Saved data entries:
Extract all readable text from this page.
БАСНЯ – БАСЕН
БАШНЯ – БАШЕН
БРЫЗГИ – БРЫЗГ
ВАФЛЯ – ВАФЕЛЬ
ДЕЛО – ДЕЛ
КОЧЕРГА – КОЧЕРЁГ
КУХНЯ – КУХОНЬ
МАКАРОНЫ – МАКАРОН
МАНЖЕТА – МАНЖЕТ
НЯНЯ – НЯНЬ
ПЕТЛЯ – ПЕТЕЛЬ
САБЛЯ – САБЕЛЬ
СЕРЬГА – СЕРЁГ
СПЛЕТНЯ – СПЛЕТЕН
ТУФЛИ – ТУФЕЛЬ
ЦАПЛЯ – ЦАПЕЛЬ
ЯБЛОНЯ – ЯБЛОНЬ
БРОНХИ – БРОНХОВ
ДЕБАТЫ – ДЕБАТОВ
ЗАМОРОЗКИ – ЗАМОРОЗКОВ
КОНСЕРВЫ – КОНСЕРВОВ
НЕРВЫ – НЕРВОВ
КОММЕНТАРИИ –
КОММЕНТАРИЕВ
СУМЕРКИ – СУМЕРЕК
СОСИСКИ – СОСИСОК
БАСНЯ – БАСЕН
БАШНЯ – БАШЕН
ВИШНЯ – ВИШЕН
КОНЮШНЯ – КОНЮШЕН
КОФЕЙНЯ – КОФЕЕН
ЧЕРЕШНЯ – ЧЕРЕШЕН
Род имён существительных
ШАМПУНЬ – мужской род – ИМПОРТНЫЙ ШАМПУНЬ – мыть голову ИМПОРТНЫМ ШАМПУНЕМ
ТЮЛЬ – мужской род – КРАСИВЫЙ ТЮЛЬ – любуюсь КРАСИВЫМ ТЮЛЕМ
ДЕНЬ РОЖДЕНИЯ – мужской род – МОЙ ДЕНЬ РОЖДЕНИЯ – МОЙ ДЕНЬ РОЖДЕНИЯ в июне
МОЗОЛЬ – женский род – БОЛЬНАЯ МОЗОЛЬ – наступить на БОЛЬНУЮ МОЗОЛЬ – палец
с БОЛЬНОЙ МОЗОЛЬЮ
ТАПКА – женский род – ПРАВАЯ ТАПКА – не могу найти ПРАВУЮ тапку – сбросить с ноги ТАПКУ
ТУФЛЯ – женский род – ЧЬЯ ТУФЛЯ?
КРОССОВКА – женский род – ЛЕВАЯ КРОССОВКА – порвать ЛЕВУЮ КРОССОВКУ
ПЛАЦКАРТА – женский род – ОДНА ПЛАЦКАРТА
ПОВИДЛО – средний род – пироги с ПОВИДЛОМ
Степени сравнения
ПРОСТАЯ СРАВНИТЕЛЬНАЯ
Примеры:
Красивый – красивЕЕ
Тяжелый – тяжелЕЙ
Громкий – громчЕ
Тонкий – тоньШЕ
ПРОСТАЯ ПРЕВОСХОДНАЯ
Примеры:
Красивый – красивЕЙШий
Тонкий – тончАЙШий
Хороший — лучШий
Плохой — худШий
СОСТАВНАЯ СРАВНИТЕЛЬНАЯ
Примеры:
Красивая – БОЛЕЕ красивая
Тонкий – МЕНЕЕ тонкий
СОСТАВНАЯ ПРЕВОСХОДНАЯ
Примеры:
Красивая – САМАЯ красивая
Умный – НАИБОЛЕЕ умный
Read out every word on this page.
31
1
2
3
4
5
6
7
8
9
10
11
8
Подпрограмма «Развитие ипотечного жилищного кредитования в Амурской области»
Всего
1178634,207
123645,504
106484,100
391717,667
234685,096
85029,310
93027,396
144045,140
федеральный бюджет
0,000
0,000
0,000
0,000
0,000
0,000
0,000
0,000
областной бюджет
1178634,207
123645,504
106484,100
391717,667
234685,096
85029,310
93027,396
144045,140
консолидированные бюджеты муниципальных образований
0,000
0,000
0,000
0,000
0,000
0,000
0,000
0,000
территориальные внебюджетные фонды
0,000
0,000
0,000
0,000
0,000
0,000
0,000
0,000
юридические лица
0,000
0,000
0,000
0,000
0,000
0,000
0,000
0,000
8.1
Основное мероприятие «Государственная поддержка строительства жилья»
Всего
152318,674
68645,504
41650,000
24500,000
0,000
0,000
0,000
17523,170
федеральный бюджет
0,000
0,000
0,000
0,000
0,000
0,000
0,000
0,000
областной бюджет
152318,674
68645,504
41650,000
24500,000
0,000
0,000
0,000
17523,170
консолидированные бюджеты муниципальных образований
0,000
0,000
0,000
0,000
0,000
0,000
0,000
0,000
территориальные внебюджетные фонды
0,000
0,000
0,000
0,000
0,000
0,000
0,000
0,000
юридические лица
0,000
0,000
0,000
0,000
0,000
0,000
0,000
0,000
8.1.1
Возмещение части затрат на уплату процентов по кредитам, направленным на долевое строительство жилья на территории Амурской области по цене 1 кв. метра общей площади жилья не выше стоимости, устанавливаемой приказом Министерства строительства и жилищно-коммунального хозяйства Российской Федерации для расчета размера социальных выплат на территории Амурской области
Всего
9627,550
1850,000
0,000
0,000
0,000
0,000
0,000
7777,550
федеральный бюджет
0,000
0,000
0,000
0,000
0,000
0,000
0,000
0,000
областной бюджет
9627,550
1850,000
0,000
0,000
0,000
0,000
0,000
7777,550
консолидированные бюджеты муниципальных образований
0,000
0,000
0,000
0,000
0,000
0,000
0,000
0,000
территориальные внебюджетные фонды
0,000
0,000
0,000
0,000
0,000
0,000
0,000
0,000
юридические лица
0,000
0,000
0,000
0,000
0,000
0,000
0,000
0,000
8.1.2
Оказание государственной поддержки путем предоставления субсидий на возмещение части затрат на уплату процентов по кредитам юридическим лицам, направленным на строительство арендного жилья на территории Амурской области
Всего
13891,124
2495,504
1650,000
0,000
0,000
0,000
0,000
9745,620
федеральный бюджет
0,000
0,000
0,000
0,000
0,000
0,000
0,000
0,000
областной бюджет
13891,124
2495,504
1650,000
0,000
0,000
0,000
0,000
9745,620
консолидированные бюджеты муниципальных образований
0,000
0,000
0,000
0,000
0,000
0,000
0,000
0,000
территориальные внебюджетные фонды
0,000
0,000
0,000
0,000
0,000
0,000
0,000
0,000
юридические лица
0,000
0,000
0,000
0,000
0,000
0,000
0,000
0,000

---

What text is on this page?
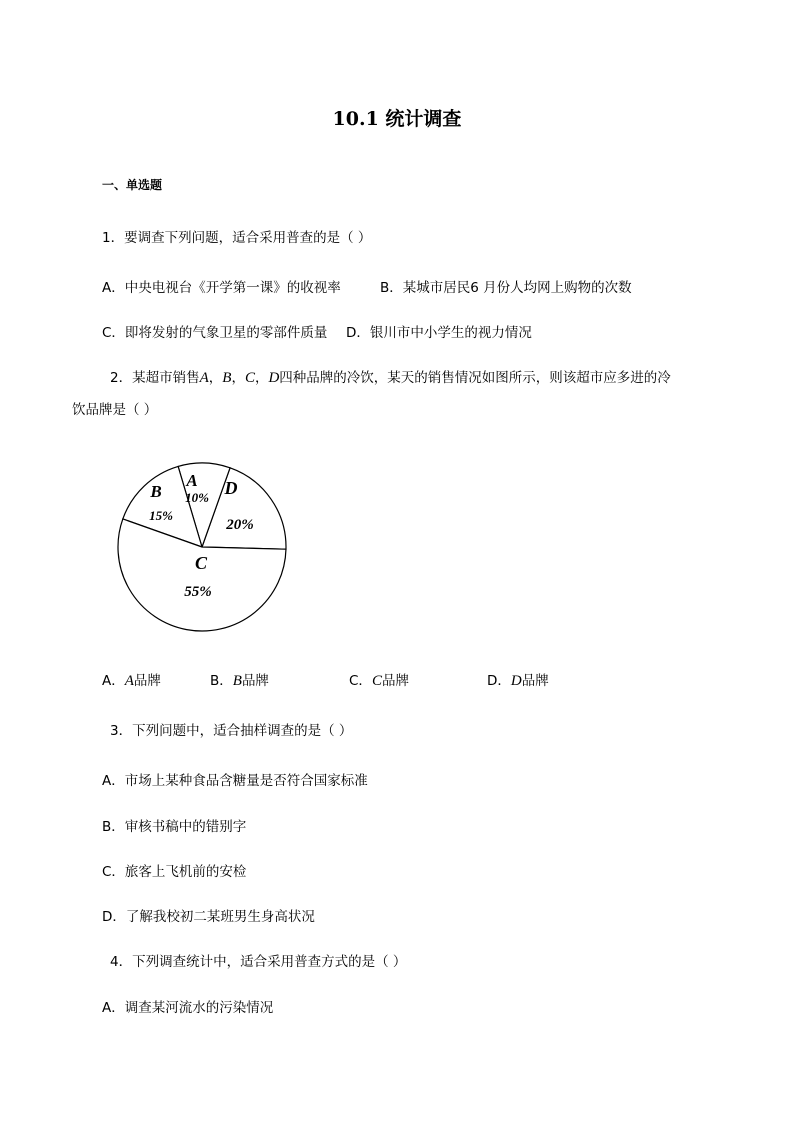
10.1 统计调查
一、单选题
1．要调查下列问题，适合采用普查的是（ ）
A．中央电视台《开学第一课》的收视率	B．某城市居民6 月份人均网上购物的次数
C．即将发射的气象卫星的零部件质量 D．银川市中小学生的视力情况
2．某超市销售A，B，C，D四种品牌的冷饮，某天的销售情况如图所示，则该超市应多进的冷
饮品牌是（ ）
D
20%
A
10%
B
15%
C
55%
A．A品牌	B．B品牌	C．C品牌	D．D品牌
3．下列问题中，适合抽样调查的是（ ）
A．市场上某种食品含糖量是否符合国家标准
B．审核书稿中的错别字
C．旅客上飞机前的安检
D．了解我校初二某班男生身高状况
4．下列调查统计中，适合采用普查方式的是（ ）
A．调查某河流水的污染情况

Task directions:
Each line in the entries above that includes the string "Тонкий" should be extracted.

Worked solution:
Тонкий – тоньШЕ
Тонкий – тончАЙШий
Тонкий – МЕНЕЕ тонкий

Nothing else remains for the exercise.